- **WORK INSTRUCTIONS**: Below are some records: retype them all exactly, but not the pictures.

-.-.-

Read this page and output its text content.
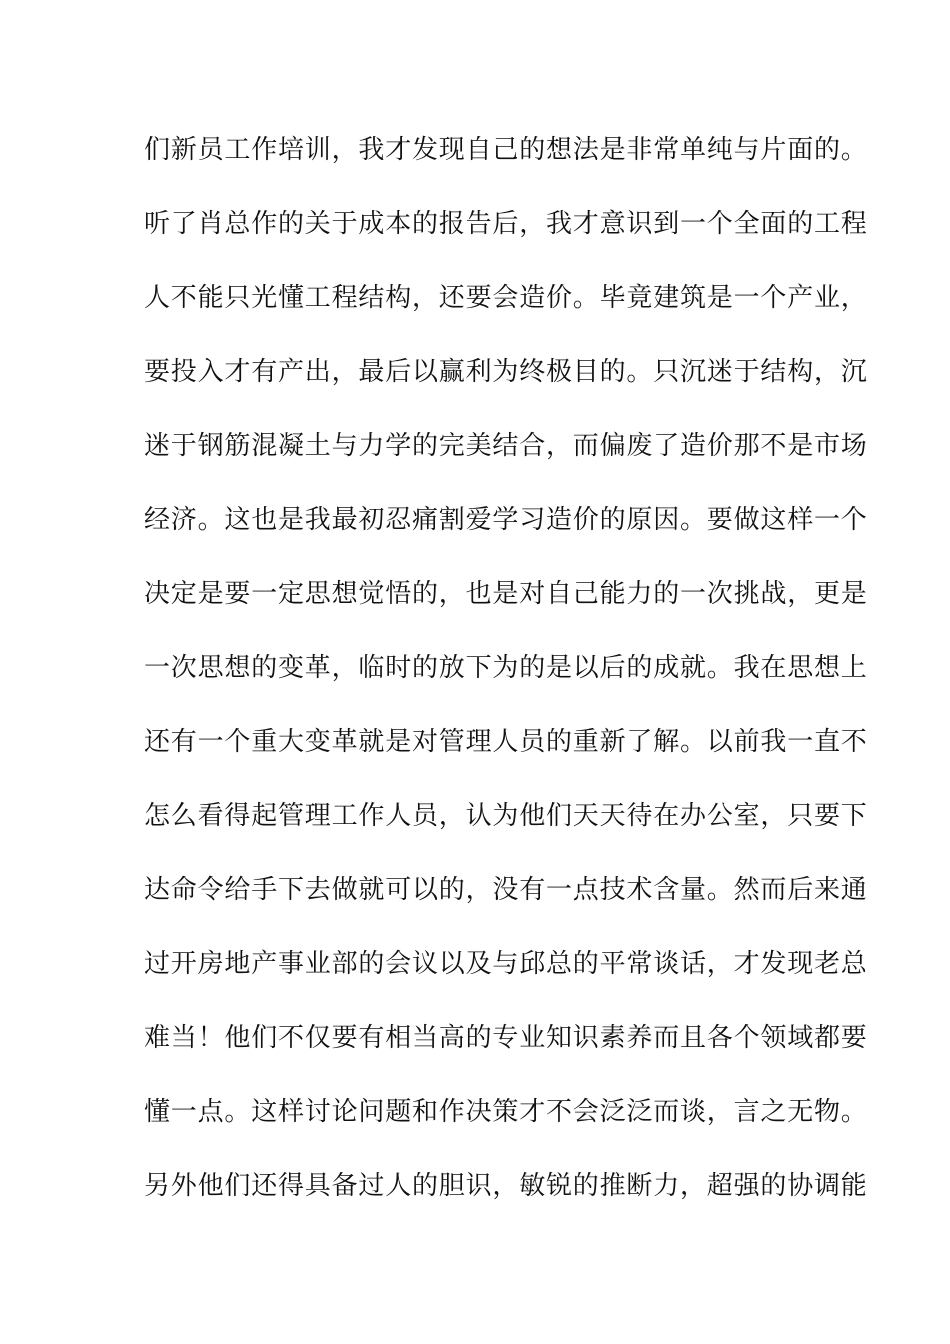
们新员工作培训，我才发现自己的想法是非常单纯与片面的。
听了肖总作的关于成本的报告后，我才意识到一个全面的工程
人不能只光懂工程结构，还要会造价。毕竟建筑是一个产业，
要投入才有产出，最后以赢利为终极目的。只沉迷于结构，沉
迷于钢筋混凝土与力学的完美结合，而偏废了造价那不是市场
经济。这也是我最初忍痛割爱学习造价的原因。要做这样一个
决定是要一定思想觉悟的，也是对自己能力的一次挑战，更是
一次思想的变革，临时的放下为的是以后的成就。我在思想上
还有一个重大变革就是对管理人员的重新了解。以前我一直不
怎么看得起管理工作人员，认为他们天天待在办公室，只要下
达命令给手下去做就可以的，没有一点技术含量。然而后来通
过开房地产事业部的会议以及与邱总的平常谈话，才发现老总
难当！他们不仅要有相当高的专业知识素养而且各个领域都要
懂一点。这样讨论问题和作决策才不会泛泛而谈，言之无物。
另外他们还得具备过人的胆识，敏锐的推断力，超强的协调能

-.-.-

- **REPLY**:
Read this page and output its text content.
们新员工作培训，我才发现自己的想法是非常单纯与片面的。
听了肖总作的关于成本的报告后，我才意识到一个全面的工程
人不能只光懂工程结构，还要会造价。毕竟建筑是一个产业，
要投入才有产出，最后以赢利为终极目的。只沉迷于结构，沉
迷于钢筋混凝土与力学的完美结合，而偏废了造价那不是市场
经济。这也是我最初忍痛割爱学习造价的原因。要做这样一个
决定是要一定思想觉悟的，也是对自己能力的一次挑战，更是
一次思想的变革，临时的放下为的是以后的成就。我在思想上
还有一个重大变革就是对管理人员的重新了解。以前我一直不
怎么看得起管理工作人员，认为他们天天待在办公室，只要下
达命令给手下去做就可以的，没有一点技术含量。然而后来通
过开房地产事业部的会议以及与邱总的平常谈话，才发现老总
难当！他们不仅要有相当高的专业知识素养而且各个领域都要
懂一点。这样讨论问题和作决策才不会泛泛而谈，言之无物。
另外他们还得具备过人的胆识，敏锐的推断力，超强的协调能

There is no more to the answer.